**What you will do:** Set down the data below without change, skipping the pictures it holds.

**Given data:**
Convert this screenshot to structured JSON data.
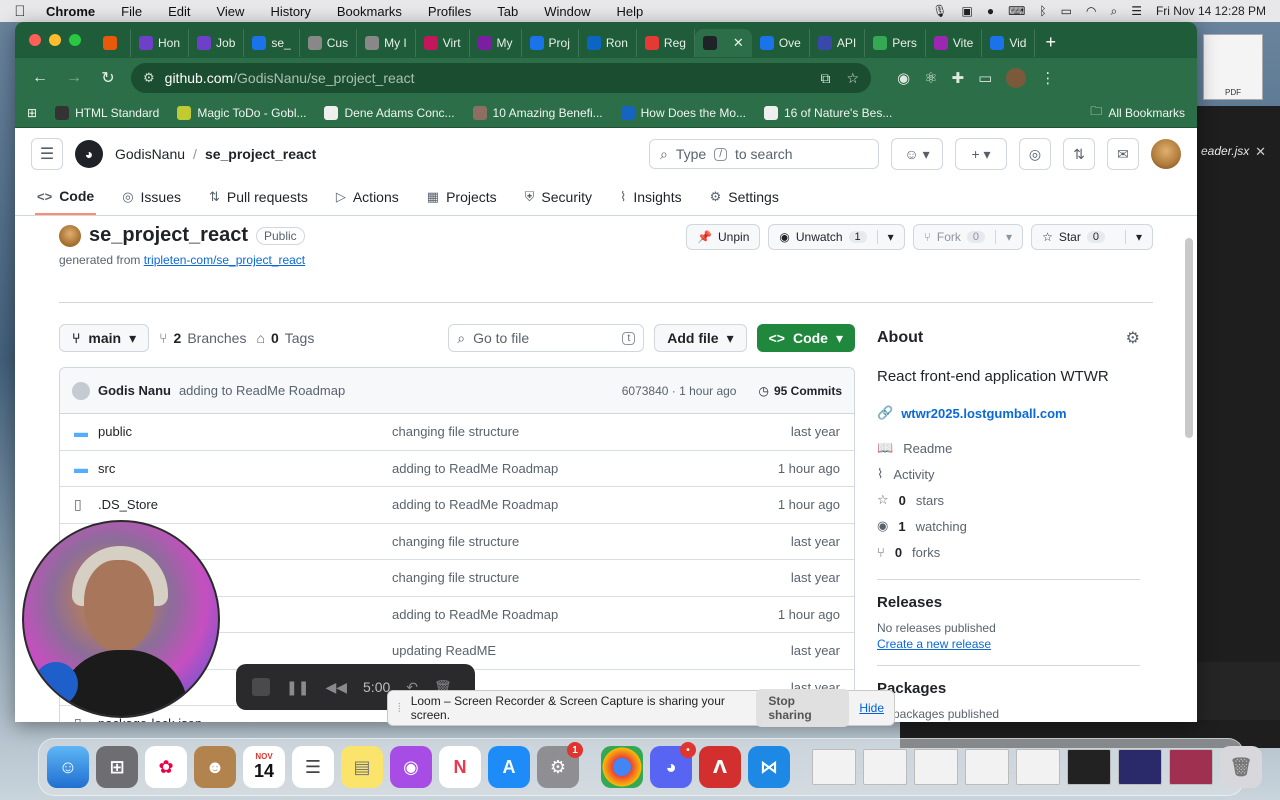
{
  "menubar": {
    "app": "Chrome",
    "items": [
      "File",
      "Edit",
      "View",
      "History",
      "Bookmarks",
      "Profiles",
      "Tab",
      "Window",
      "Help"
    ],
    "datetime": "Fri Nov 14  12:28 PM"
  },
  "tabs": [
    {
      "label": "",
      "color": "#e8590c"
    },
    {
      "label": "Hon",
      "color": "#6e40c9"
    },
    {
      "label": "Job",
      "color": "#6e40c9"
    },
    {
      "label": "se_",
      "color": "#1a73e8"
    },
    {
      "label": "Cus",
      "color": "#888888"
    },
    {
      "label": "My I",
      "color": "#888888"
    },
    {
      "label": "Virt",
      "color": "#c2185b"
    },
    {
      "label": "My",
      "color": "#7b1fa2"
    },
    {
      "label": "Proj",
      "color": "#1a73e8"
    },
    {
      "label": "Ron",
      "color": "#0a66c2"
    },
    {
      "label": "Reg",
      "color": "#e53935"
    },
    {
      "label": "",
      "color": "#1f2328",
      "active": true
    },
    {
      "label": "Ove",
      "color": "#1a73e8"
    },
    {
      "label": "API",
      "color": "#3949ab"
    },
    {
      "label": "Pers",
      "color": "#34a853"
    },
    {
      "label": "Vite",
      "color": "#9c27b0"
    },
    {
      "label": "Vid",
      "color": "#1a73e8"
    }
  ],
  "omnibox": {
    "host": "github.com",
    "path": "/GodisNanu/se_project_react"
  },
  "bookmarks": [
    {
      "label": "HTML Standard",
      "color": "#333333"
    },
    {
      "label": "Magic ToDo - Gobl...",
      "color": "#c0ca33"
    },
    {
      "label": "Dene Adams Conc...",
      "color": "#eeeeee"
    },
    {
      "label": "10 Amazing Benefi...",
      "color": "#8d6e63"
    },
    {
      "label": "How Does the Mo...",
      "color": "#1565c0"
    },
    {
      "label": "16 of Nature's Bes...",
      "color": "#eeeeee"
    }
  ],
  "all_bookmarks": "All Bookmarks",
  "gh": {
    "owner": "GodisNanu",
    "repo": "se_project_react",
    "search_prefix": "Type",
    "search_key": "/",
    "search_suffix": "to search",
    "nav": [
      {
        "label": "Code",
        "icon": "<>",
        "active": true
      },
      {
        "label": "Issues",
        "icon": "◎"
      },
      {
        "label": "Pull requests",
        "icon": "⇅"
      },
      {
        "label": "Actions",
        "icon": "▷"
      },
      {
        "label": "Projects",
        "icon": "▦"
      },
      {
        "label": "Security",
        "icon": "⛨"
      },
      {
        "label": "Insights",
        "icon": "⌇"
      },
      {
        "label": "Settings",
        "icon": "⚙"
      }
    ],
    "visibility": "Public",
    "generated_prefix": "generated from ",
    "generated_link": "tripleten-com/se_project_react",
    "actions": {
      "unpin": "Unpin",
      "unwatch": "Unwatch",
      "watch_count": "1",
      "fork": "Fork",
      "fork_count": "0",
      "star": "Star",
      "star_count": "0"
    },
    "branch": "main",
    "branches_count": "2",
    "branches_label": "Branches",
    "tags_count": "0",
    "tags_label": "Tags",
    "goto_placeholder": "Go to file",
    "goto_key": "t",
    "add_file": "Add file",
    "code_btn": "Code",
    "commit": {
      "author": "Godis Nanu",
      "message": "adding to ReadMe Roadmap",
      "hash_time": "6073840 · 1 hour ago",
      "count": "95 Commits"
    },
    "files": [
      {
        "name": "public",
        "type": "folder",
        "msg": "changing file structure",
        "date": "last year"
      },
      {
        "name": "src",
        "type": "folder",
        "msg": "adding to ReadMe Roadmap",
        "date": "1 hour ago"
      },
      {
        "name": ".DS_Store",
        "type": "file",
        "msg": "adding to ReadMe Roadmap",
        "date": "1 hour ago"
      },
      {
        "name": "",
        "type": "file",
        "msg": "changing file structure",
        "date": "last year"
      },
      {
        "name": "",
        "type": "file",
        "msg": "changing file structure",
        "date": "last year"
      },
      {
        "name": "",
        "type": "file",
        "msg": "adding to ReadMe Roadmap",
        "date": "1 hour ago"
      },
      {
        "name": "",
        "type": "file",
        "msg": "updating ReadME",
        "date": "last year"
      },
      {
        "name": "",
        "type": "file",
        "msg": "structure",
        "date": "last year"
      },
      {
        "name": "package-lock.json",
        "type": "file",
        "msg": "",
        "date": ""
      }
    ],
    "about": {
      "title": "About",
      "description": "React front-end application WTWR",
      "website": "wtwr2025.lostgumball.com",
      "readme": "Readme",
      "activity": "Activity",
      "stars_count": "0",
      "stars_label": "stars",
      "watching_count": "1",
      "watching_label": "watching",
      "forks_count": "0",
      "forks_label": "forks",
      "releases_title": "Releases",
      "releases_none": "No releases published",
      "releases_create": "Create a new release",
      "packages_title": "Packages",
      "packages_none": "packages published"
    }
  },
  "editor_tab": "eader.jsx",
  "pdf_label": "PDF",
  "loom": {
    "time": "5:00",
    "share_text": "Loom – Screen Recorder & Screen Capture is sharing your screen.",
    "stop": "Stop sharing",
    "hide": "Hide"
  },
  "dock": {
    "cal_month": "NOV",
    "cal_day": "14"
  }
}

**Output of the task:**
Convert this screenshot to structured JSON data.
{
  "menubar": {
    "app": "Chrome",
    "items": [
      "File",
      "Edit",
      "View",
      "History",
      "Bookmarks",
      "Profiles",
      "Tab",
      "Window",
      "Help"
    ],
    "datetime": "Fri Nov 14  12:28 PM"
  },
  "tabs": [
    {
      "label": "",
      "color": "#e8590c"
    },
    {
      "label": "Hon",
      "color": "#6e40c9"
    },
    {
      "label": "Job",
      "color": "#6e40c9"
    },
    {
      "label": "se_",
      "color": "#1a73e8"
    },
    {
      "label": "Cus",
      "color": "#888888"
    },
    {
      "label": "My I",
      "color": "#888888"
    },
    {
      "label": "Virt",
      "color": "#c2185b"
    },
    {
      "label": "My",
      "color": "#7b1fa2"
    },
    {
      "label": "Proj",
      "color": "#1a73e8"
    },
    {
      "label": "Ron",
      "color": "#0a66c2"
    },
    {
      "label": "Reg",
      "color": "#e53935"
    },
    {
      "label": "",
      "color": "#1f2328",
      "active": true
    },
    {
      "label": "Ove",
      "color": "#1a73e8"
    },
    {
      "label": "API",
      "color": "#3949ab"
    },
    {
      "label": "Pers",
      "color": "#34a853"
    },
    {
      "label": "Vite",
      "color": "#9c27b0"
    },
    {
      "label": "Vid",
      "color": "#1a73e8"
    }
  ],
  "omnibox": {
    "host": "github.com",
    "path": "/GodisNanu/se_project_react"
  },
  "bookmarks": [
    {
      "label": "HTML Standard",
      "color": "#333333"
    },
    {
      "label": "Magic ToDo - Gobl...",
      "color": "#c0ca33"
    },
    {
      "label": "Dene Adams Conc...",
      "color": "#eeeeee"
    },
    {
      "label": "10 Amazing Benefi...",
      "color": "#8d6e63"
    },
    {
      "label": "How Does the Mo...",
      "color": "#1565c0"
    },
    {
      "label": "16 of Nature's Bes...",
      "color": "#eeeeee"
    }
  ],
  "all_bookmarks": "All Bookmarks",
  "gh": {
    "owner": "GodisNanu",
    "repo": "se_project_react",
    "search_prefix": "Type",
    "search_key": "/",
    "search_suffix": "to search",
    "nav": [
      {
        "label": "Code",
        "icon": "<>",
        "active": true
      },
      {
        "label": "Issues",
        "icon": "◎"
      },
      {
        "label": "Pull requests",
        "icon": "⇅"
      },
      {
        "label": "Actions",
        "icon": "▷"
      },
      {
        "label": "Projects",
        "icon": "▦"
      },
      {
        "label": "Security",
        "icon": "⛨"
      },
      {
        "label": "Insights",
        "icon": "⌇"
      },
      {
        "label": "Settings",
        "icon": "⚙"
      }
    ],
    "visibility": "Public",
    "generated_prefix": "generated from ",
    "generated_link": "tripleten-com/se_project_react",
    "actions": {
      "unpin": "Unpin",
      "unwatch": "Unwatch",
      "watch_count": "1",
      "fork": "Fork",
      "fork_count": "0",
      "star": "Star",
      "star_count": "0"
    },
    "branch": "main",
    "branches_count": "2",
    "branches_label": "Branches",
    "tags_count": "0",
    "tags_label": "Tags",
    "goto_placeholder": "Go to file",
    "goto_key": "t",
    "add_file": "Add file",
    "code_btn": "Code",
    "commit": {
      "author": "Godis Nanu",
      "message": "adding to ReadMe Roadmap",
      "hash_time": "6073840 · 1 hour ago",
      "count": "95 Commits"
    },
    "files": [
      {
        "name": "public",
        "type": "folder",
        "msg": "changing file structure",
        "date": "last year"
      },
      {
        "name": "src",
        "type": "folder",
        "msg": "adding to ReadMe Roadmap",
        "date": "1 hour ago"
      },
      {
        "name": ".DS_Store",
        "type": "file",
        "msg": "adding to ReadMe Roadmap",
        "date": "1 hour ago"
      },
      {
        "name": "",
        "type": "file",
        "msg": "changing file structure",
        "date": "last year"
      },
      {
        "name": "",
        "type": "file",
        "msg": "changing file structure",
        "date": "last year"
      },
      {
        "name": "",
        "type": "file",
        "msg": "adding to ReadMe Roadmap",
        "date": "1 hour ago"
      },
      {
        "name": "",
        "type": "file",
        "msg": "updating ReadME",
        "date": "last year"
      },
      {
        "name": "",
        "type": "file",
        "msg": "structure",
        "date": "last year"
      },
      {
        "name": "package-lock.json",
        "type": "file",
        "msg": "",
        "date": ""
      }
    ],
    "about": {
      "title": "About",
      "description": "React front-end application WTWR",
      "website": "wtwr2025.lostgumball.com",
      "readme": "Readme",
      "activity": "Activity",
      "stars_count": "0",
      "stars_label": "stars",
      "watching_count": "1",
      "watching_label": "watching",
      "forks_count": "0",
      "forks_label": "forks",
      "releases_title": "Releases",
      "releases_none": "No releases published",
      "releases_create": "Create a new release",
      "packages_title": "Packages",
      "packages_none": "packages published"
    }
  },
  "editor_tab": "eader.jsx",
  "pdf_label": "PDF",
  "loom": {
    "time": "5:00",
    "share_text": "Loom – Screen Recorder & Screen Capture is sharing your screen.",
    "stop": "Stop sharing",
    "hide": "Hide"
  },
  "dock": {
    "cal_month": "NOV",
    "cal_day": "14"
  }
}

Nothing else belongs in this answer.